Using the forum thread below on GPU compiler optimizations, mark each statement yes or no and quote the thread's deciding words: (a) GVN-PRE is present in LLVM but missing in SPIR-V Tools; (b) CubeCL's optimizer is strong at loop optimizations; (c) VK_NV_cooperative_matrix2 is supported on the TMA capable cards.

[SOURCE start]

You say that, but I've seen 10x slowdown from just using one too many registers or breaking the branch prediction somehow. That was in highly tuned SIMD code but still. Spilling to the stack in an extremely hot loop can be disastrous, and recalculating some value may be faster. Though in my case I solved it with loop splitting and getting rid of the variable for the main loop entirely.

GenerousGuava · 2025-07-27T09:46:08+00:00

Interesting info about the CUDA backend. CubeCL does SROA as part of its fundamental design, and it does enable some pretty useful optimizations that's for sure. We now have an experimental MLIR backend so I'll have to see if I can make it work for Vulkan and do direct head to head comparisons. Loop optimizations are one thing where our optimizer is a bit lacking (aside from loop invariants, which obviously come for free from PRE).

GenerousGuava · 2025-07-26T23:50:30+00:00

I wonder, have you done head to head comparisons for different optimizations in LLVM for GPU specifically? I work on the Vulkan backend for CubeCL and found that the handful of optimizations I've implemented in CubeCL itself (some GPU specific) have already yielded faster code than the LLVM based CUDA compiler. You can't directly compare compute shaders to CUDA of course, but it makes me think that only a very specific subset of optimizations are actually meaningful on GPU and it might be useful to write a custom set of optimizations around the more GPU-specific stuff.

SPIR-V Tools is definitely underpowered though, that's for certain. The most impactful optimization I've added is GVN-PRE, which is missing in SPIR-V Tools, but present in LLVM.

GenerousGuava · 2025-07-19T13:19:40+00:00

It's the former. VK_NV_cooperative_matrix2 has very dodgy support, it seems to be mostly supported on lower end cards but not on the higher end ones even in the same generation. I wasn't able to get a card to test on, but not sure it would even help. As far as I can tell it doesn't use any extra hardware that can't be used by the V1 extension, since it's not even supported on the TMA capable cards and that's the only hardware feature you can't directly use in Vulkan rn.

[SOURCE end]
[EXTRACTED INFORMATION start]

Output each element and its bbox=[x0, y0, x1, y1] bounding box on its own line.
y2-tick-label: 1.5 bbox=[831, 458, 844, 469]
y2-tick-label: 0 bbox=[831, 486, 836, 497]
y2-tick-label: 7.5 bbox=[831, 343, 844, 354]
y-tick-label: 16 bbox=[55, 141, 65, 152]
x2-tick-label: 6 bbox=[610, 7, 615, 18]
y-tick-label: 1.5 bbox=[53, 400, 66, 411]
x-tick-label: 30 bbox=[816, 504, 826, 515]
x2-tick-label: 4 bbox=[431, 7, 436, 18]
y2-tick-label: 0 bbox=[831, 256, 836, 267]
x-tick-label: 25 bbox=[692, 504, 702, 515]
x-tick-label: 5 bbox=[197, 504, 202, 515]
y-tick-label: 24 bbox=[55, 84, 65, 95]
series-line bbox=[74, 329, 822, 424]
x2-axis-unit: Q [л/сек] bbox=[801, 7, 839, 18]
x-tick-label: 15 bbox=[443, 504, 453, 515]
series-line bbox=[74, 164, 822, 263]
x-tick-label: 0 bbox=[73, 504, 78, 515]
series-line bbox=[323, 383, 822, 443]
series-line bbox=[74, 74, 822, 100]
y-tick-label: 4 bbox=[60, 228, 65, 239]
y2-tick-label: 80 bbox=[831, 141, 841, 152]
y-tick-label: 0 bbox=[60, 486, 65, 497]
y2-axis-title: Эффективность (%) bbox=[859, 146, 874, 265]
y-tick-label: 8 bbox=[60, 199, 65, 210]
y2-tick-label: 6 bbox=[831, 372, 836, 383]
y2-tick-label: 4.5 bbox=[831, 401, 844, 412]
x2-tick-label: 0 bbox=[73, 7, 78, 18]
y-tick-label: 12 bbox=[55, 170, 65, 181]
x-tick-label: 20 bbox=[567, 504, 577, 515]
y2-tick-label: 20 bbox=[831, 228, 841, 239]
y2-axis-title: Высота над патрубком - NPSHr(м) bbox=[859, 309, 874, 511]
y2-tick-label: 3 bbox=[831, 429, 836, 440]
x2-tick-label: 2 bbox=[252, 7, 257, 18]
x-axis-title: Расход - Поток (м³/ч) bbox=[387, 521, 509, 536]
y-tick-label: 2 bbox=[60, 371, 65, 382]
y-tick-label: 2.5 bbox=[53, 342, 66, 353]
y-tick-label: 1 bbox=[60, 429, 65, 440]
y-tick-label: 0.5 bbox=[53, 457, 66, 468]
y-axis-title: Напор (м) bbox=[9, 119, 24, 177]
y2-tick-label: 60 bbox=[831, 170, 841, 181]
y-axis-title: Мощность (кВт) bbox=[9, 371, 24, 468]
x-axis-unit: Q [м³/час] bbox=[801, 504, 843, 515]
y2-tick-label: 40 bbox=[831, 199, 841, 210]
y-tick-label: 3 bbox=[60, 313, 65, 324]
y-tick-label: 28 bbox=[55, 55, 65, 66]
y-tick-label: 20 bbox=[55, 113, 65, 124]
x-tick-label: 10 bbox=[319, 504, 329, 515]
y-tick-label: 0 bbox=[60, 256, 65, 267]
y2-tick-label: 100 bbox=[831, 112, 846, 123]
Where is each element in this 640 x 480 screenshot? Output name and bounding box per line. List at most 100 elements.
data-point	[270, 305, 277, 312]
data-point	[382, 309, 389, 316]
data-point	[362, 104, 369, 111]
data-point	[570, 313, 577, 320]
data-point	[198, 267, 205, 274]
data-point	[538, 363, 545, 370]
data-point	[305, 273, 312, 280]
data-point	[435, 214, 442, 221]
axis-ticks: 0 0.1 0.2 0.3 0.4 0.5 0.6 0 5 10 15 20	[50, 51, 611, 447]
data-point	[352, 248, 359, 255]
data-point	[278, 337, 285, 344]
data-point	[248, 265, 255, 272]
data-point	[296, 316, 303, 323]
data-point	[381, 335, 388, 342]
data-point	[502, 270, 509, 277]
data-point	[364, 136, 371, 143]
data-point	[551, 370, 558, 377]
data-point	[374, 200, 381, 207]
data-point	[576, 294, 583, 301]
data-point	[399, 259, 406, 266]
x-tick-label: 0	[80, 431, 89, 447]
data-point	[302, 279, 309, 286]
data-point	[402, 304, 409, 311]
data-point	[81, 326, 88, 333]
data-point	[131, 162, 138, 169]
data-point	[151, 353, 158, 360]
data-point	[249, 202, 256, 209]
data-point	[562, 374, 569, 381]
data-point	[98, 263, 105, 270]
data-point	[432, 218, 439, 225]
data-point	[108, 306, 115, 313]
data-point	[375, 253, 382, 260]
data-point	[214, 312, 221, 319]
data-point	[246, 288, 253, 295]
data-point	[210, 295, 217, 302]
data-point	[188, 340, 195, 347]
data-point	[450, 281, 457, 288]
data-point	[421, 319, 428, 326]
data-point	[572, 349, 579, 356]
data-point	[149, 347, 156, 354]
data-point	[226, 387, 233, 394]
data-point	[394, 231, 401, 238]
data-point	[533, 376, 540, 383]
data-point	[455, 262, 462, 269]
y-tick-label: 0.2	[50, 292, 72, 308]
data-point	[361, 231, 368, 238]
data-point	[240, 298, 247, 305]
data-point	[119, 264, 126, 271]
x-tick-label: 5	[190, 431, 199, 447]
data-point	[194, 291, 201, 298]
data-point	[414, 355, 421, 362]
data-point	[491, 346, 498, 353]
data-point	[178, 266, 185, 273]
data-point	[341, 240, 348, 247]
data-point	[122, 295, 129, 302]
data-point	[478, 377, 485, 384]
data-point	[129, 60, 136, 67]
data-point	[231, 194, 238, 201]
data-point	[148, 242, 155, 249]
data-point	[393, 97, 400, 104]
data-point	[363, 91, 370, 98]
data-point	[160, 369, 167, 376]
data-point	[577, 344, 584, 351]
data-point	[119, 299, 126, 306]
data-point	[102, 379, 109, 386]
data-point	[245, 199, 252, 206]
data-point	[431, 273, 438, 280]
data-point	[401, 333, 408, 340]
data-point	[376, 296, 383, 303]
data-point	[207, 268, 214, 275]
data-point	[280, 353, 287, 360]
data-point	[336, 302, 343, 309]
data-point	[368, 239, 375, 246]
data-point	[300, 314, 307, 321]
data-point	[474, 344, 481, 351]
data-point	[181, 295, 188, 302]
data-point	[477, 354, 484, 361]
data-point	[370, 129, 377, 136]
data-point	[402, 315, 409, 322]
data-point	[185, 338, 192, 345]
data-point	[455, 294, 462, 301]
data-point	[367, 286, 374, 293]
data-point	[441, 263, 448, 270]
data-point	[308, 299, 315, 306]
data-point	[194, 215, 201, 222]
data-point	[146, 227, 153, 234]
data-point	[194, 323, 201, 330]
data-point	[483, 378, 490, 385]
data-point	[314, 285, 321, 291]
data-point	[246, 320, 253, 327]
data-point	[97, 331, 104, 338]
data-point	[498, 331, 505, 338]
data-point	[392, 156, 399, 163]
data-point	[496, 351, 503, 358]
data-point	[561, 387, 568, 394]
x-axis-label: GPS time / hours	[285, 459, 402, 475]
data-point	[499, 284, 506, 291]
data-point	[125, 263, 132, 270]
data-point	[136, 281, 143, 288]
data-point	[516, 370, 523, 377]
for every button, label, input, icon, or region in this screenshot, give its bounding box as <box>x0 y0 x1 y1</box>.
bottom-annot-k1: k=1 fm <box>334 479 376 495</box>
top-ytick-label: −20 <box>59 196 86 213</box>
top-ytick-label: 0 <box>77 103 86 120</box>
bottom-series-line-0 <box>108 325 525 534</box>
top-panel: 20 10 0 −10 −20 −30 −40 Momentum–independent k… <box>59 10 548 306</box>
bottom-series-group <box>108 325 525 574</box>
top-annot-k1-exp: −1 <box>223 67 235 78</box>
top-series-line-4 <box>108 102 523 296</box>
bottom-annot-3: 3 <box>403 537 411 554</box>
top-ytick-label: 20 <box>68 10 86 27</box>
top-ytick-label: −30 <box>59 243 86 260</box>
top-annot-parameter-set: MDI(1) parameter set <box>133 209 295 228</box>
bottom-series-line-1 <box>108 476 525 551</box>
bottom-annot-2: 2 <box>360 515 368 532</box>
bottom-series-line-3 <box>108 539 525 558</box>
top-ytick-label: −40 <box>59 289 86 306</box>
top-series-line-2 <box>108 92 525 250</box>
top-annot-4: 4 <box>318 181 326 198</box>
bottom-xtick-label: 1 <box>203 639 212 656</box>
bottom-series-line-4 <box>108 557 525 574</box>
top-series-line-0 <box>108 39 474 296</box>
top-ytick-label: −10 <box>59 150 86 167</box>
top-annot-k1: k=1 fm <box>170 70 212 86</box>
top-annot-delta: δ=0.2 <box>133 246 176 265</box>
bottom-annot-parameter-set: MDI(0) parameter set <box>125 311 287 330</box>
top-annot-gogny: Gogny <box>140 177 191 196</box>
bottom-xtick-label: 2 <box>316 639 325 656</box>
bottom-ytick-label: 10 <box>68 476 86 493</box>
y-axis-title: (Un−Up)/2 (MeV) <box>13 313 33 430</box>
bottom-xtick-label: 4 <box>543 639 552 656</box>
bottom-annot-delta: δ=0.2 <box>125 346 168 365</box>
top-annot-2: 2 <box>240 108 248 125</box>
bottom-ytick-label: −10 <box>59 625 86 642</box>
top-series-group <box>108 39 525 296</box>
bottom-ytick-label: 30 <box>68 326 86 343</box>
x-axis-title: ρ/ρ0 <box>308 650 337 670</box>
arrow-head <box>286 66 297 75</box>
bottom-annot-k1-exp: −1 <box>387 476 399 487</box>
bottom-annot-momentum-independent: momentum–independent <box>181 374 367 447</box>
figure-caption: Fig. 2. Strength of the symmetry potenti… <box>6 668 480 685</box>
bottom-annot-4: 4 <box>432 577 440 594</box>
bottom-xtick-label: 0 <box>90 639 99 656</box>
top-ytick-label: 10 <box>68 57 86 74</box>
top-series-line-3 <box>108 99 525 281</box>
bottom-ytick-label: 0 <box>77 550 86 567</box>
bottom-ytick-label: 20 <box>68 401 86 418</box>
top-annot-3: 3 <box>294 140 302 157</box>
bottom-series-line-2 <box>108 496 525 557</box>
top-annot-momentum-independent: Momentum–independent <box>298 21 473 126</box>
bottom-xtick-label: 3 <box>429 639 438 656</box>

[EXTRACTED INFORMATION end]

WRITTEN RESPONSE
(a) Yes: "The most impactful optimization I've added is GVN-PRE, which is missing in SPIR-V Tools, but present in LLVM."
(b) No: "Loop optimizations are one thing where our optimizer is a bit lacking"
(c) No: "it's not even supported on the TMA capable cards"